#### RECORDS FOR THIS EXERCISE ####

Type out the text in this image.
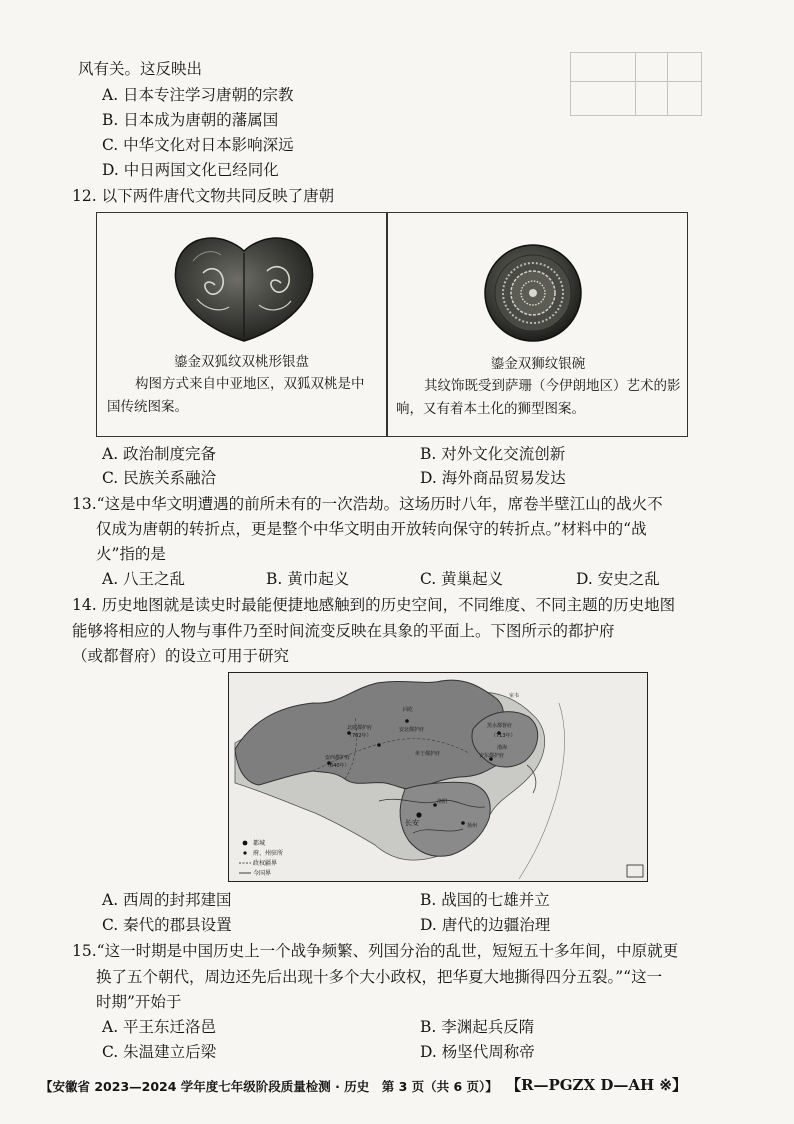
风有关。这反映出
A. 日本专注学习唐朝的宗教
B. 日本成为唐朝的藩属国
C. 中华文化对日本影响深远
D. 中日两国文化已经同化
12. 以下两件唐代文物共同反映了唐朝
鎏金双狐纹双桃形银盘
构图方式来自中亚地区，双狐双桃是中
国传统图案。
鎏金双狮纹银碗
其纹饰既受到萨珊（今伊朗地区）艺术的影
响，又有着本土化的狮型图案。
A. 政治制度完备	B. 对外文化交流创新
C. 民族关系融洽	D. 海外商品贸易发达
13.“这是中华文明遭遇的前所未有的一次浩劫。这场历时八年，席卷半壁江山的战火不
仅成为唐朝的转折点，更是整个中华文明由开放转向保守的转折点。”材料中的“战
火”指的是
A. 八王之乱	B. 黄巾起义	C. 黄巢起义	D. 安史之乱
14. 历史地图就是读史时最能便捷地感触到的历史空间，不同维度、不同主题的历史地图
能够将相应的人物与事件乃至时间流变反映在具象的平面上。下图所示的都护府
（或都督府）的设立可用于研究
回纥
安北都护府
单于都护府
北庭都护府
安西都护府
（702年）
（640年）
黑水都督府
（713年）
安东都护府
渤海
长安	扬州
洛阳
室韦
都城
府、州驻所
政权疆界
今国界
A. 西周的封邦建国	B. 战国的七雄并立
C. 秦代的郡县设置	D. 唐代的边疆治理
15.“这一时期是中国历史上一个战争频繁、列国分治的乱世，短短五十多年间，中原就更
换了五个朝代，周边还先后出现十多个大小政权，把华夏大地撕得四分五裂。”“这一
时期”开始于
A. 平王东迁洛邑	B. 李渊起兵反隋
C. 朱温建立后梁	D. 杨坚代周称帝
【安徽省 2023—2024 学年度七年级阶段质量检测 · 历史　第 3 页（共 6 页）】 【R—PGZX D—AH ※】
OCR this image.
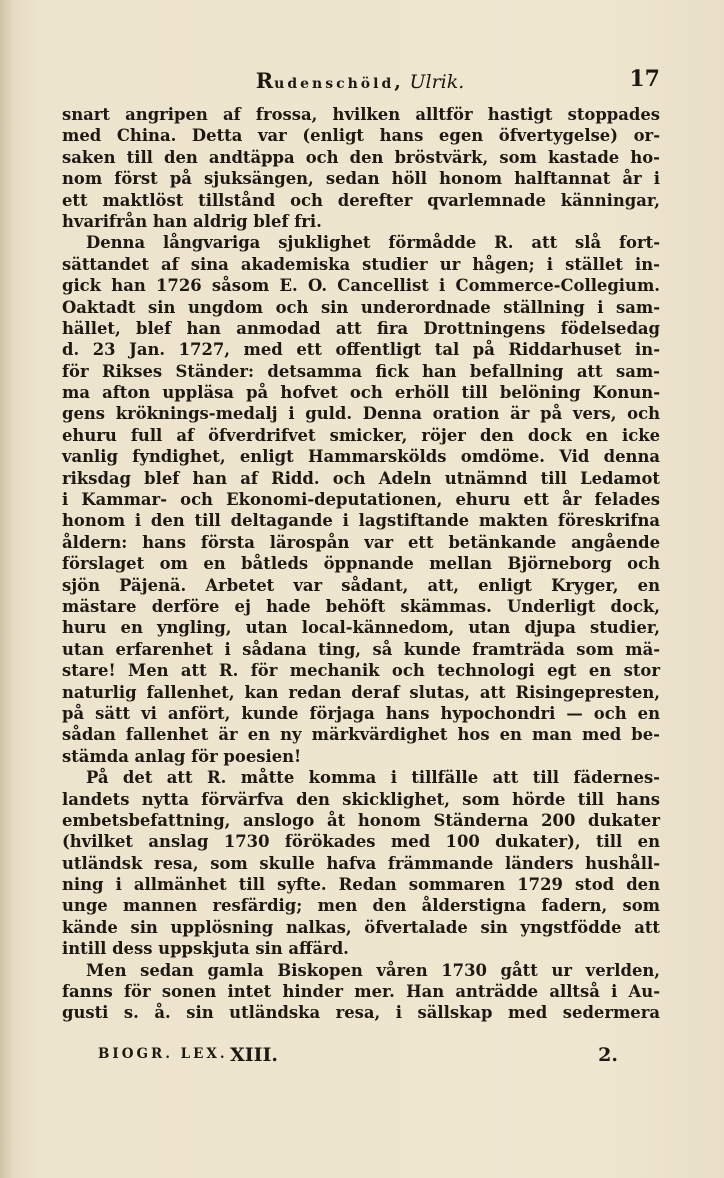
Rudenschöld, Ulrik.	17
snart angripen af frossa, hvilken alltför hastigt stoppades
med China. Detta var (enligt hans egen öfvertygelse) or-
saken till den andtäppa och den bröstvärk, som kastade ho-
nom först på sjuksängen, sedan höll honom halftannat år i
ett maktlöst tillstånd och derefter qvarlemnade känningar,
hvarifrån han aldrig blef fri.
Denna långvariga sjuklighet förmådde R. att slå fort-
sättandet af sina akademiska studier ur hågen; i stället in-
gick han 1726 såsom E. O. Cancellist i Commerce-Collegium.
Oaktadt sin ungdom och sin underordnade ställning i sam-
hället, blef han anmodad att fira Drottningens födelsedag
d. 23 Jan. 1727, med ett offentligt tal på Riddarhuset in-
för Rikses Ständer: detsamma fick han befallning att sam-
ma afton uppläsa på hofvet och erhöll till belöning Konun-
gens kröknings-medalj i guld. Denna oration är på vers, och
ehuru full af öfverdrifvet smicker, röjer den dock en icke
vanlig fyndighet, enligt Hammarskölds omdöme. Vid denna
riksdag blef han af Ridd. och Adeln utnämnd till Ledamot
i Kammar- och Ekonomi-deputationen, ehuru ett år felades
honom i den till deltagande i lagstiftande makten föreskrifna
åldern: hans första lärospån var ett betänkande angående
förslaget om en båtleds öppnande mellan Björneborg och
sjön Päjenä. Arbetet var sådant, att, enligt Kryger, en
mästare derföre ej hade behöft skämmas. Underligt dock,
huru en yngling, utan local-kännedom, utan djupa studier,
utan erfarenhet i sådana ting, så kunde framträda som mä-
stare! Men att R. för mechanik och technologi egt en stor
naturlig fallenhet, kan redan deraf slutas, att Risingepresten,
på sätt vi anfört, kunde förjaga hans hypochondri — och en
sådan fallenhet är en ny märkvärdighet hos en man med be-
stämda anlag för poesien!
På det att R. måtte komma i tillfälle att till fädernes-
landets nytta förvärfva den skicklighet, som hörde till hans
embetsbefattning, anslogo åt honom Ständerna 200 dukater
(hvilket anslag 1730 förökades med 100 dukater), till en
utländsk resa, som skulle hafva främmande länders hushåll-
ning i allmänhet till syfte. Redan sommaren 1729 stod den
unge mannen resfärdig; men den ålderstigna fadern, som
kände sin upplösning nalkas, öfvertalade sin yngstfödde att
intill dess uppskjuta sin affärd.
Men sedan gamla Biskopen våren 1730 gått ur verlden,
fanns för sonen intet hinder mer. Han anträdde alltså i Au-
gusti s. å. sin utländska resa, i sällskap med sedermera
BIOGR. LEX. XIII.	2.
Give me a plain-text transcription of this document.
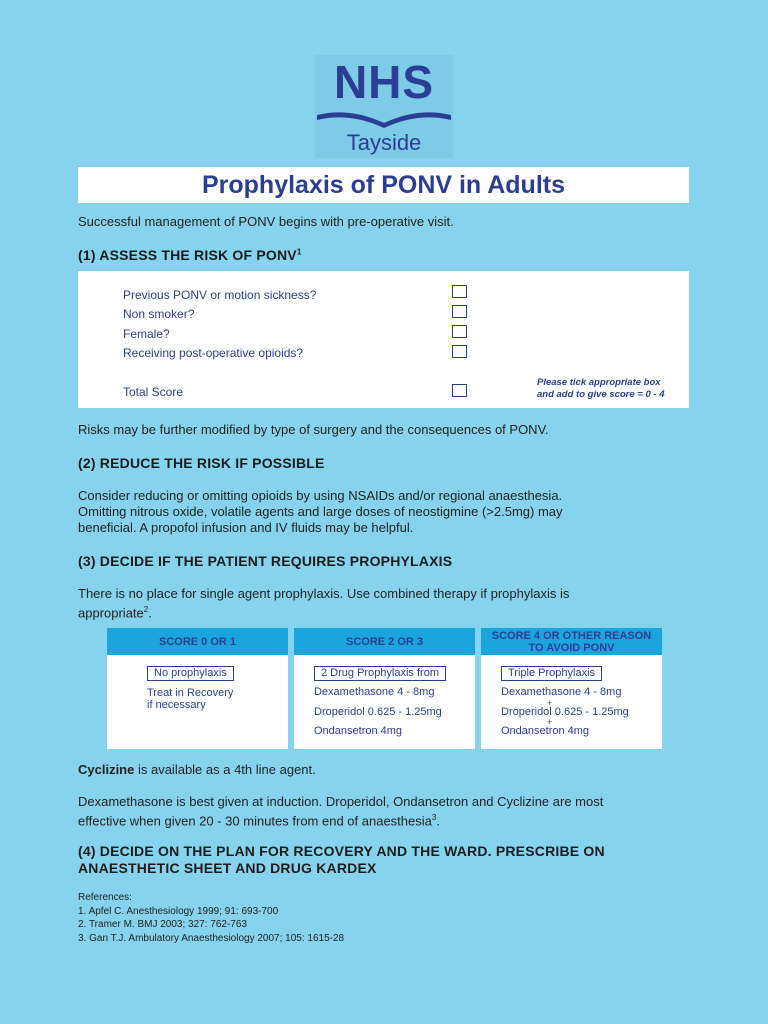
NHS
Tayside
Prophylaxis of PONV in Adults
Successful management of PONV begins with pre-operative visit.
(1) ASSESS THE RISK OF PONV$^1$
Previous PONV or motion sickness?
Non smoker?
Female?
Receiving post-operative opioids?
Total Score
Please tick appropriate box
and add to give score = 0 - 4
Risks may be further modified by type of surgery and the consequences of PONV.
(2) REDUCE THE RISK IF POSSIBLE
Consider reducing or omitting opioids by using NSAIDs and/or regional anaesthesia.
Omitting nitrous oxide, volatile agents and large doses of neostigmine (>2.5mg) may
beneficial. A propofol infusion and IV fluids may be helpful.
(3) DECIDE IF THE PATIENT REQUIRES PROPHYLAXIS
There is no place for single agent prophylaxis. Use combined therapy if prophylaxis is
appropriate$^2$.
SCORE 0 OR 1
No prophylaxis
Treat in Recovery
if necessary
SCORE 2 OR 3
2 Drug Prophylaxis from
Dexamethasone 4 - 8mg
Droperidol 0.625 - 1.25mg
Ondansetron 4mg
SCORE 4 OR OTHER REASON
TO AVOID PONV
Triple Prophylaxis
Dexamethasone 4 - 8mg
+
Droperidol 0.625 - 1.25mg
+
Ondansetron 4mg
Cyclizine is available as a 4th line agent.
Dexamethasone is best given at induction. Droperidol, Ondansetron and Cyclizine are most
effective when given 20 - 30 minutes from end of anaesthesia$^3$.
(4) DECIDE ON THE PLAN FOR RECOVERY AND THE WARD. PRESCRIBE ON
ANAESTHETIC SHEET AND DRUG KARDEX
References:
1. Apfel C. Anesthesiology 1999; 91: 693-700
2. Tramer M. BMJ 2003; 327: 762-763
3. Gan T.J. Ambulatory Anaesthesiology 2007; 105: 1615-28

####

EXERCISE DETAILS: Output an exact copy of the material, with the pictures removed.

REPLY:
Type out the text in this image.
风有关。这反映出
A. 日本专注学习唐朝的宗教
B. 日本成为唐朝的藩属国
C. 中华文化对日本影响深远
D. 中日两国文化已经同化
12. 以下两件唐代文物共同反映了唐朝
鎏金双狐纹双桃形银盘
构图方式来自中亚地区，双狐双桃是中
国传统图案。
鎏金双狮纹银碗
其纹饰既受到萨珊（今伊朗地区）艺术的影
响，又有着本土化的狮型图案。
A. 政治制度完备	B. 对外文化交流创新
C. 民族关系融洽	D. 海外商品贸易发达
13.“这是中华文明遭遇的前所未有的一次浩劫。这场历时八年，席卷半壁江山的战火不
仅成为唐朝的转折点，更是整个中华文明由开放转向保守的转折点。”材料中的“战
火”指的是
A. 八王之乱	B. 黄巾起义	C. 黄巢起义	D. 安史之乱
14. 历史地图就是读史时最能便捷地感触到的历史空间，不同维度、不同主题的历史地图
能够将相应的人物与事件乃至时间流变反映在具象的平面上。下图所示的都护府
（或都督府）的设立可用于研究
回纥
安北都护府
单于都护府
北庭都护府
安西都护府
（702年）
（640年）
黑水都督府
（713年）
安东都护府
渤海
长安	扬州
洛阳
室韦
都城
府、州驻所
政权疆界
今国界
A. 西周的封邦建国	B. 战国的七雄并立
C. 秦代的郡县设置	D. 唐代的边疆治理
15.“这一时期是中国历史上一个战争频繁、列国分治的乱世，短短五十多年间，中原就更
换了五个朝代，周边还先后出现十多个大小政权，把华夏大地撕得四分五裂。”“这一
时期”开始于
A. 平王东迁洛邑	B. 李渊起兵反隋
C. 朱温建立后梁	D. 杨坚代周称帝
【安徽省 2023—2024 学年度七年级阶段质量检测 · 历史　第 3 页（共 6 页）】 【R—PGZX D—AH ※】
OCR this image.
Rudenschöld, Ulrik.	17
snart angripen af frossa, hvilken alltför hastigt stoppades
med China. Detta var (enligt hans egen öfvertygelse) or-
saken till den andtäppa och den bröstvärk, som kastade ho-
nom först på sjuksängen, sedan höll honom halftannat år i
ett maktlöst tillstånd och derefter qvarlemnade känningar,
hvarifrån han aldrig blef fri.
Denna långvariga sjuklighet förmådde R. att slå fort-
sättandet af sina akademiska studier ur hågen; i stället in-
gick han 1726 såsom E. O. Cancellist i Commerce-Collegium.
Oaktadt sin ungdom och sin underordnade ställning i sam-
hället, blef han anmodad att fira Drottningens födelsedag
d. 23 Jan. 1727, med ett offentligt tal på Riddarhuset in-
för Rikses Ständer: detsamma fick han befallning att sam-
ma afton uppläsa på hofvet och erhöll till belöning Konun-
gens kröknings-medalj i guld. Denna oration är på vers, och
ehuru full af öfverdrifvet smicker, röjer den dock en icke
vanlig fyndighet, enligt Hammarskölds omdöme. Vid denna
riksdag blef han af Ridd. och Adeln utnämnd till Ledamot
i Kammar- och Ekonomi-deputationen, ehuru ett år felades
honom i den till deltagande i lagstiftande makten föreskrifna
åldern: hans första lärospån var ett betänkande angående
förslaget om en båtleds öppnande mellan Björneborg och
sjön Päjenä. Arbetet var sådant, att, enligt Kryger, en
mästare derföre ej hade behöft skämmas. Underligt dock,
huru en yngling, utan local-kännedom, utan djupa studier,
utan erfarenhet i sådana ting, så kunde framträda som mä-
stare! Men att R. för mechanik och technologi egt en stor
naturlig fallenhet, kan redan deraf slutas, att Risingepresten,
på sätt vi anfört, kunde förjaga hans hypochondri — och en
sådan fallenhet är en ny märkvärdighet hos en man med be-
stämda anlag för poesien!
På det att R. måtte komma i tillfälle att till fädernes-
landets nytta förvärfva den skicklighet, som hörde till hans
embetsbefattning, anslogo åt honom Ständerna 200 dukater
(hvilket anslag 1730 förökades med 100 dukater), till en
utländsk resa, som skulle hafva främmande länders hushåll-
ning i allmänhet till syfte. Redan sommaren 1729 stod den
unge mannen resfärdig; men den ålderstigna fadern, som
kände sin upplösning nalkas, öfvertalade sin yngstfödde att
intill dess uppskjuta sin affärd.
Men sedan gamla Biskopen våren 1730 gått ur verlden,
fanns för sonen intet hinder mer. Han anträdde alltså i Au-
gusti s. å. sin utländska resa, i sällskap med sedermera
BIOGR. LEX. XIII.	2.
Give me a plain-text transcription of this document.
NHS
Tayside
Prophylaxis of PONV in Adults
Successful management of PONV begins with pre-operative visit.
(1) ASSESS THE RISK OF PONV$^1$
Previous PONV or motion sickness?
Non smoker?
Female?
Receiving post-operative opioids?
Total Score
Please tick appropriate box
and add to give score = 0 - 4
Risks may be further modified by type of surgery and the consequences of PONV.
(2) REDUCE THE RISK IF POSSIBLE
Consider reducing or omitting opioids by using NSAIDs and/or regional anaesthesia.
Omitting nitrous oxide, volatile agents and large doses of neostigmine (>2.5mg) may
beneficial. A propofol infusion and IV fluids may be helpful.
(3) DECIDE IF THE PATIENT REQUIRES PROPHYLAXIS
There is no place for single agent prophylaxis. Use combined therapy if prophylaxis is
appropriate$^2$.
SCORE 0 OR 1
No prophylaxis
Treat in Recovery
if necessary
SCORE 2 OR 3
2 Drug Prophylaxis from
Dexamethasone 4 - 8mg
Droperidol 0.625 - 1.25mg
Ondansetron 4mg
SCORE 4 OR OTHER REASON
TO AVOID PONV
Triple Prophylaxis
Dexamethasone 4 - 8mg
+
Droperidol 0.625 - 1.25mg
+
Ondansetron 4mg
Cyclizine is available as a 4th line agent.
Dexamethasone is best given at induction. Droperidol, Ondansetron and Cyclizine are most
effective when given 20 - 30 minutes from end of anaesthesia$^3$.
(4) DECIDE ON THE PLAN FOR RECOVERY AND THE WARD. PRESCRIBE ON
ANAESTHETIC SHEET AND DRUG KARDEX
References:
1. Apfel C. Anesthesiology 1999; 91: 693-700
2. Tramer M. BMJ 2003; 327: 762-763
3. Gan T.J. Ambulatory Anaesthesiology 2007; 105: 1615-28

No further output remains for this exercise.